STATED PROBLEM
Look below for the line containing "Enumerate this screenshot's". Output it and each remaining line of the entries exactly, and nothing else.

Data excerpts
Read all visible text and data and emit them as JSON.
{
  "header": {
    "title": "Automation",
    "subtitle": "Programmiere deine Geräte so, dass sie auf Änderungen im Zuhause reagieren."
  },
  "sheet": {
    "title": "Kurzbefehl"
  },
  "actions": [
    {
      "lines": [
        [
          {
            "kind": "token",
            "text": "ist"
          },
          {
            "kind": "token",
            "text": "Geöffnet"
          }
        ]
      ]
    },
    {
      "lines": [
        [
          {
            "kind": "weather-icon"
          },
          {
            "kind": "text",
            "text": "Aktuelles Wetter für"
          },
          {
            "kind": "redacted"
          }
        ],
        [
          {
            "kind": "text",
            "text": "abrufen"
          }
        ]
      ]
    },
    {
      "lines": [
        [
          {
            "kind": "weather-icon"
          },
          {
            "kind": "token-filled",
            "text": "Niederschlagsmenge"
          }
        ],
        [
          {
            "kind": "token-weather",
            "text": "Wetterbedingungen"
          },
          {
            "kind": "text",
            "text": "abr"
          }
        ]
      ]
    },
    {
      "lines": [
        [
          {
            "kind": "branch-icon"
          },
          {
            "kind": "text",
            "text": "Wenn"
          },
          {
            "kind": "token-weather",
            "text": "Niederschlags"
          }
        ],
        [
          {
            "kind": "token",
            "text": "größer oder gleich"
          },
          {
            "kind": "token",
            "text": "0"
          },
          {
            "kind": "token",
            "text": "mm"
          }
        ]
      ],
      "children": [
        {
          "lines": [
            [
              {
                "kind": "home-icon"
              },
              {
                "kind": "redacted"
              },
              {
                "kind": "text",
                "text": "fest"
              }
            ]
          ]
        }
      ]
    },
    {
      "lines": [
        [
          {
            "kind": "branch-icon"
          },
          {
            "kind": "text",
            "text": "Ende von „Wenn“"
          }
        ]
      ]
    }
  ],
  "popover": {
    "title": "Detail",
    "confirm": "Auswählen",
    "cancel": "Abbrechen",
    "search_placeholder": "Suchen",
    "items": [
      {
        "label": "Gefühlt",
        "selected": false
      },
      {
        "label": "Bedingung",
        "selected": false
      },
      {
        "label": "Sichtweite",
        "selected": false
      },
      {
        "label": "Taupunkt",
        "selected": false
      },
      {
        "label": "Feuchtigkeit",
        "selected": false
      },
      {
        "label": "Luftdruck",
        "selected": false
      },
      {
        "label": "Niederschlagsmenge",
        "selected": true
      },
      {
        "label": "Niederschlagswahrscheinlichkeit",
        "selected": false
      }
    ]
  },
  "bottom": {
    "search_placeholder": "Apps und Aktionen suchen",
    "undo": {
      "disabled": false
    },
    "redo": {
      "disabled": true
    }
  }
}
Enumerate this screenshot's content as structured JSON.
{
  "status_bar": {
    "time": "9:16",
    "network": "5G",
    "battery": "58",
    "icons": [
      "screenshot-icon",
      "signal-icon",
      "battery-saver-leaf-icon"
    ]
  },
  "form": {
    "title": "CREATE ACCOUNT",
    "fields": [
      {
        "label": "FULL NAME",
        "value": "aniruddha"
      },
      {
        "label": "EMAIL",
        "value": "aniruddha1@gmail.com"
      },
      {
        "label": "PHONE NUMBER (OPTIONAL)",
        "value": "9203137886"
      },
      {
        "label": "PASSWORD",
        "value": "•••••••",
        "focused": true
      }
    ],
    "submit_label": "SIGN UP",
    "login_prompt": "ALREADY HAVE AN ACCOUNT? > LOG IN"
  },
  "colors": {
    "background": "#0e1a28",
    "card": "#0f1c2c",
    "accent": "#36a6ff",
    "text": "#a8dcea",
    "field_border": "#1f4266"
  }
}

TASK RESULT
Enumerate this screenshot's content as structured JSON.
{
  "status_bar": {
    "time": "9:16",
    "network": "5G",
    "battery": "58",
    "icons": [
      "screenshot-icon",
      "signal-icon",
      "battery-saver-leaf-icon"
    ]
  },
  "form": {
    "title": "CREATE ACCOUNT",
    "fields": [
      {
        "label": "FULL NAME",
        "value": "aniruddha"
      },
      {
        "label": "EMAIL",
        "value": "aniruddha1@gmail.com"
      },
      {
        "label": "PHONE NUMBER (OPTIONAL)",
        "value": "9203137886"
      },
      {
        "label": "PASSWORD",
        "value": "•••••••",
        "focused": true
      }
    ],
    "submit_label": "SIGN UP",
    "login_prompt": "ALREADY HAVE AN ACCOUNT? > LOG IN"
  },
  "colors": {
    "background": "#0e1a28",
    "card": "#0f1c2c",
    "accent": "#36a6ff",
    "text": "#a8dcea",
    "field_border": "#1f4266"
  }
}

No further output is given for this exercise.